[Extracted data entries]
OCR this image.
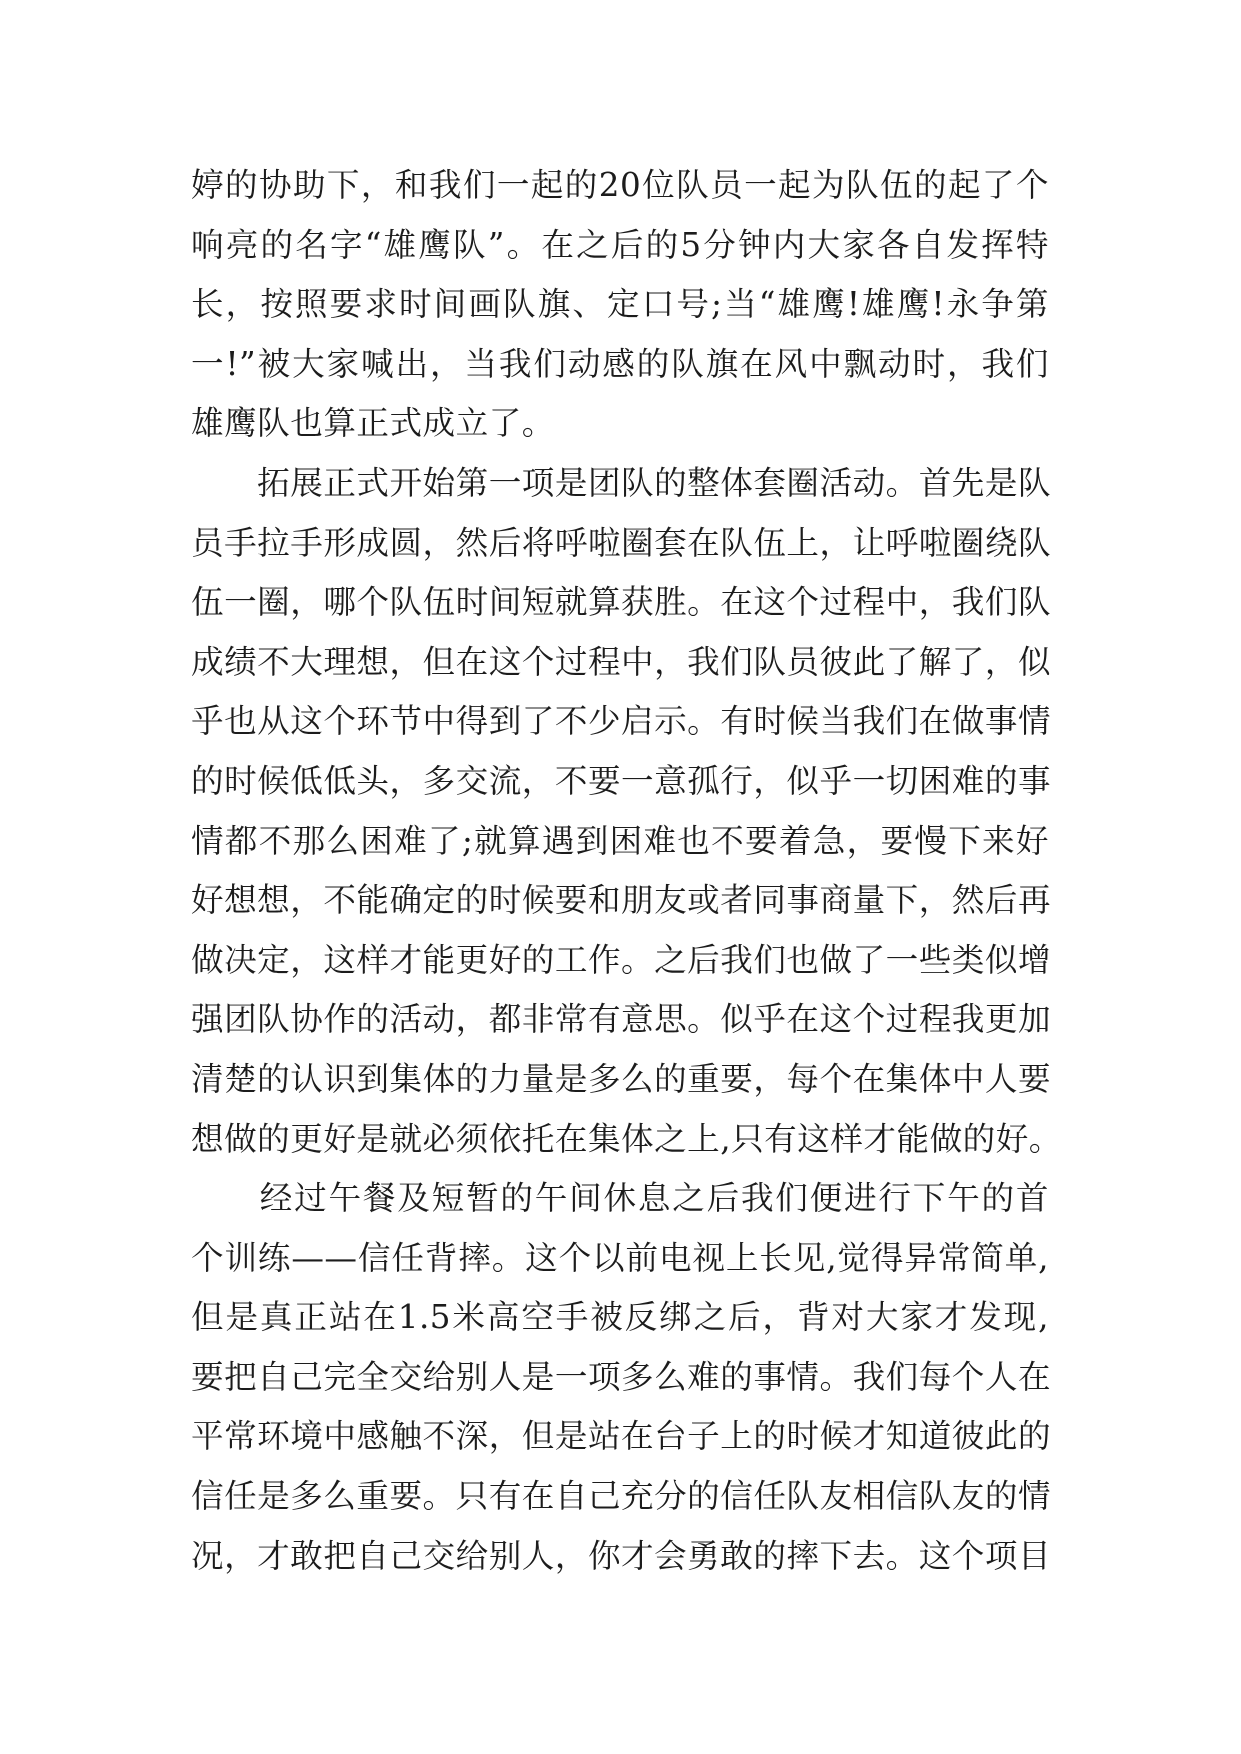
婷的协助下，和我们一起的20位队员一起为队伍的起了个
响亮的名字“雄鹰队”。在之后的5分钟内大家各自发挥特
长，按照要求时间画队旗、定口号;当“雄鹰!雄鹰!永争第
一!”被大家喊出，当我们动感的队旗在风中飘动时，我们
雄鹰队也算正式成立了。
　　拓展正式开始第一项是团队的整体套圈活动。首先是队
员手拉手形成圆，然后将呼啦圈套在队伍上，让呼啦圈绕队
伍一圈，哪个队伍时间短就算获胜。在这个过程中，我们队
成绩不大理想，但在这个过程中，我们队员彼此了解了，似
乎也从这个环节中得到了不少启示。有时候当我们在做事情
的时候低低头，多交流，不要一意孤行，似乎一切困难的事
情都不那么困难了;就算遇到困难也不要着急，要慢下来好
好想想，不能确定的时候要和朋友或者同事商量下，然后再
做决定，这样才能更好的工作。之后我们也做了一些类似增
强团队协作的活动，都非常有意思。似乎在这个过程我更加
清楚的认识到集体的力量是多么的重要，每个在集体中人要
想做的更好是就必须依托在集体之上,只有这样才能做的好。
　　经过午餐及短暂的午间休息之后我们便进行下午的首
个训练——信任背摔。这个以前电视上长见,觉得异常简单,
但是真正站在1.5米高空手被反绑之后，背对大家才发现,
要把自己完全交给别人是一项多么难的事情。我们每个人在
平常环境中感触不深，但是站在台子上的时候才知道彼此的
信任是多么重要。只有在自己充分的信任队友相信队友的情
况，才敢把自己交给别人，你才会勇敢的摔下去。这个项目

Directions: From the material above, reproduce everything verbatim except the pictures.

Full answer:
OCR this image.
婷的协助下，和我们一起的20位队员一起为队伍的起了个
响亮的名字“雄鹰队”。在之后的5分钟内大家各自发挥特
长，按照要求时间画队旗、定口号;当“雄鹰!雄鹰!永争第
一!”被大家喊出，当我们动感的队旗在风中飘动时，我们
雄鹰队也算正式成立了。
　　拓展正式开始第一项是团队的整体套圈活动。首先是队
员手拉手形成圆，然后将呼啦圈套在队伍上，让呼啦圈绕队
伍一圈，哪个队伍时间短就算获胜。在这个过程中，我们队
成绩不大理想，但在这个过程中，我们队员彼此了解了，似
乎也从这个环节中得到了不少启示。有时候当我们在做事情
的时候低低头，多交流，不要一意孤行，似乎一切困难的事
情都不那么困难了;就算遇到困难也不要着急，要慢下来好
好想想，不能确定的时候要和朋友或者同事商量下，然后再
做决定，这样才能更好的工作。之后我们也做了一些类似增
强团队协作的活动，都非常有意思。似乎在这个过程我更加
清楚的认识到集体的力量是多么的重要，每个在集体中人要
想做的更好是就必须依托在集体之上,只有这样才能做的好。
　　经过午餐及短暂的午间休息之后我们便进行下午的首
个训练——信任背摔。这个以前电视上长见,觉得异常简单,
但是真正站在1.5米高空手被反绑之后，背对大家才发现,
要把自己完全交给别人是一项多么难的事情。我们每个人在
平常环境中感触不深，但是站在台子上的时候才知道彼此的
信任是多么重要。只有在自己充分的信任队友相信队友的情
况，才敢把自己交给别人，你才会勇敢的摔下去。这个项目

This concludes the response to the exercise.